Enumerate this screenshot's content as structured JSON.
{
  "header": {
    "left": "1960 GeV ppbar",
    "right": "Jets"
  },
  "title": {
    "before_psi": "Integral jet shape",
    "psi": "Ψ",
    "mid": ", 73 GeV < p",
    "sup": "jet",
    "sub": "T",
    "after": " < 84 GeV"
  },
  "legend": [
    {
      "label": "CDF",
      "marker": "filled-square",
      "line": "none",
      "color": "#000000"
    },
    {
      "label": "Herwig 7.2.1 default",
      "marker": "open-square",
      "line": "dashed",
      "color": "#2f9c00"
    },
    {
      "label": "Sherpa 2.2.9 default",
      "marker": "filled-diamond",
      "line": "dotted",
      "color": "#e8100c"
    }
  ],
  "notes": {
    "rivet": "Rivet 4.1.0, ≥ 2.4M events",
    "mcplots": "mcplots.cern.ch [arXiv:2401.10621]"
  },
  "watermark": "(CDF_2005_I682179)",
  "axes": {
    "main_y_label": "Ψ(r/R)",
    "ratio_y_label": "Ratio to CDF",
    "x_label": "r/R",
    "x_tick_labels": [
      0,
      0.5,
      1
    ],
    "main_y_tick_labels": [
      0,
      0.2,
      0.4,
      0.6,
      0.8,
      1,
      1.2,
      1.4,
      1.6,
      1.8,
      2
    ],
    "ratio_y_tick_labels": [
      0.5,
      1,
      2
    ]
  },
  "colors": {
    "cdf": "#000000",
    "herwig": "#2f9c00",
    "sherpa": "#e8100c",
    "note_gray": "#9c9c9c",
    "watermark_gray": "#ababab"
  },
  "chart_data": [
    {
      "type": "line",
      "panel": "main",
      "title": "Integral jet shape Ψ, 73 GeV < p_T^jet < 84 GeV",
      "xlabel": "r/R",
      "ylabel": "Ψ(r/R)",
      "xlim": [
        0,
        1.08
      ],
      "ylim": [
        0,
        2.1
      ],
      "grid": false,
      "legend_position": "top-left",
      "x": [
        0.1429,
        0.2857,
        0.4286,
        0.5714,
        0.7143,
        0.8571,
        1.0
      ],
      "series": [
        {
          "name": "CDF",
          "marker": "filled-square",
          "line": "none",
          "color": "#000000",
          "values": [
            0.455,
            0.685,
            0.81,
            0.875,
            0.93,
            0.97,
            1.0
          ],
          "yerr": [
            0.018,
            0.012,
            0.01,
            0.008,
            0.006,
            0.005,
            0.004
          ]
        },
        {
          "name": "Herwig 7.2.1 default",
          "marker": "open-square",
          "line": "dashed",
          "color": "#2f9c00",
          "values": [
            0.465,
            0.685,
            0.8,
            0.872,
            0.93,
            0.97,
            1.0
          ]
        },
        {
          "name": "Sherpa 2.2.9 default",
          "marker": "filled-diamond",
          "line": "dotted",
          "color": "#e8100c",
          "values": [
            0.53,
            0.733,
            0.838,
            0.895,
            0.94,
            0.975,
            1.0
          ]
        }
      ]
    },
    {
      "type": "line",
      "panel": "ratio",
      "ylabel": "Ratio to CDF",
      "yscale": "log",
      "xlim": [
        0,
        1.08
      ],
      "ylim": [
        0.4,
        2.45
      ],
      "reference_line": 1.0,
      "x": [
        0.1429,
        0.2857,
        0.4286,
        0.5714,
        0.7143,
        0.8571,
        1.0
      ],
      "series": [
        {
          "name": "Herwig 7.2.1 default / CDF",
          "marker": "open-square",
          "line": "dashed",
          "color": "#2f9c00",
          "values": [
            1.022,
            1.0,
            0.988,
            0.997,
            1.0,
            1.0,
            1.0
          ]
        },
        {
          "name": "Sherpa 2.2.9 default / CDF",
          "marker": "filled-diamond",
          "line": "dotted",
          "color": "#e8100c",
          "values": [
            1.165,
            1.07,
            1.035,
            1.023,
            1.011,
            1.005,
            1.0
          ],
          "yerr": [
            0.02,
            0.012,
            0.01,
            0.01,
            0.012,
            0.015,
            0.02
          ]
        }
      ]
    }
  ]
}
::::::
## WRITTEN EXERCISE:
Transcribe each entry exactly.

## CORRECT ANSWER:
Enumerate this screenshot's content as structured JSON.
{
  "header": {
    "left": "1960 GeV ppbar",
    "right": "Jets"
  },
  "title": {
    "before_psi": "Integral jet shape",
    "psi": "Ψ",
    "mid": ", 73 GeV < p",
    "sup": "jet",
    "sub": "T",
    "after": " < 84 GeV"
  },
  "legend": [
    {
      "label": "CDF",
      "marker": "filled-square",
      "line": "none",
      "color": "#000000"
    },
    {
      "label": "Herwig 7.2.1 default",
      "marker": "open-square",
      "line": "dashed",
      "color": "#2f9c00"
    },
    {
      "label": "Sherpa 2.2.9 default",
      "marker": "filled-diamond",
      "line": "dotted",
      "color": "#e8100c"
    }
  ],
  "notes": {
    "rivet": "Rivet 4.1.0, ≥ 2.4M events",
    "mcplots": "mcplots.cern.ch [arXiv:2401.10621]"
  },
  "watermark": "(CDF_2005_I682179)",
  "axes": {
    "main_y_label": "Ψ(r/R)",
    "ratio_y_label": "Ratio to CDF",
    "x_label": "r/R",
    "x_tick_labels": [
      0,
      0.5,
      1
    ],
    "main_y_tick_labels": [
      0,
      0.2,
      0.4,
      0.6,
      0.8,
      1,
      1.2,
      1.4,
      1.6,
      1.8,
      2
    ],
    "ratio_y_tick_labels": [
      0.5,
      1,
      2
    ]
  },
  "colors": {
    "cdf": "#000000",
    "herwig": "#2f9c00",
    "sherpa": "#e8100c",
    "note_gray": "#9c9c9c",
    "watermark_gray": "#ababab"
  },
  "chart_data": [
    {
      "type": "line",
      "panel": "main",
      "title": "Integral jet shape Ψ, 73 GeV < p_T^jet < 84 GeV",
      "xlabel": "r/R",
      "ylabel": "Ψ(r/R)",
      "xlim": [
        0,
        1.08
      ],
      "ylim": [
        0,
        2.1
      ],
      "grid": false,
      "legend_position": "top-left",
      "x": [
        0.1429,
        0.2857,
        0.4286,
        0.5714,
        0.7143,
        0.8571,
        1.0
      ],
      "series": [
        {
          "name": "CDF",
          "marker": "filled-square",
          "line": "none",
          "color": "#000000",
          "values": [
            0.455,
            0.685,
            0.81,
            0.875,
            0.93,
            0.97,
            1.0
          ],
          "yerr": [
            0.018,
            0.012,
            0.01,
            0.008,
            0.006,
            0.005,
            0.004
          ]
        },
        {
          "name": "Herwig 7.2.1 default",
          "marker": "open-square",
          "line": "dashed",
          "color": "#2f9c00",
          "values": [
            0.465,
            0.685,
            0.8,
            0.872,
            0.93,
            0.97,
            1.0
          ]
        },
        {
          "name": "Sherpa 2.2.9 default",
          "marker": "filled-diamond",
          "line": "dotted",
          "color": "#e8100c",
          "values": [
            0.53,
            0.733,
            0.838,
            0.895,
            0.94,
            0.975,
            1.0
          ]
        }
      ]
    },
    {
      "type": "line",
      "panel": "ratio",
      "ylabel": "Ratio to CDF",
      "yscale": "log",
      "xlim": [
        0,
        1.08
      ],
      "ylim": [
        0.4,
        2.45
      ],
      "reference_line": 1.0,
      "x": [
        0.1429,
        0.2857,
        0.4286,
        0.5714,
        0.7143,
        0.8571,
        1.0
      ],
      "series": [
        {
          "name": "Herwig 7.2.1 default / CDF",
          "marker": "open-square",
          "line": "dashed",
          "color": "#2f9c00",
          "values": [
            1.022,
            1.0,
            0.988,
            0.997,
            1.0,
            1.0,
            1.0
          ]
        },
        {
          "name": "Sherpa 2.2.9 default / CDF",
          "marker": "filled-diamond",
          "line": "dotted",
          "color": "#e8100c",
          "values": [
            1.165,
            1.07,
            1.035,
            1.023,
            1.011,
            1.005,
            1.0
          ],
          "yerr": [
            0.02,
            0.012,
            0.01,
            0.01,
            0.012,
            0.015,
            0.02
          ]
        }
      ]
    }
  ]
}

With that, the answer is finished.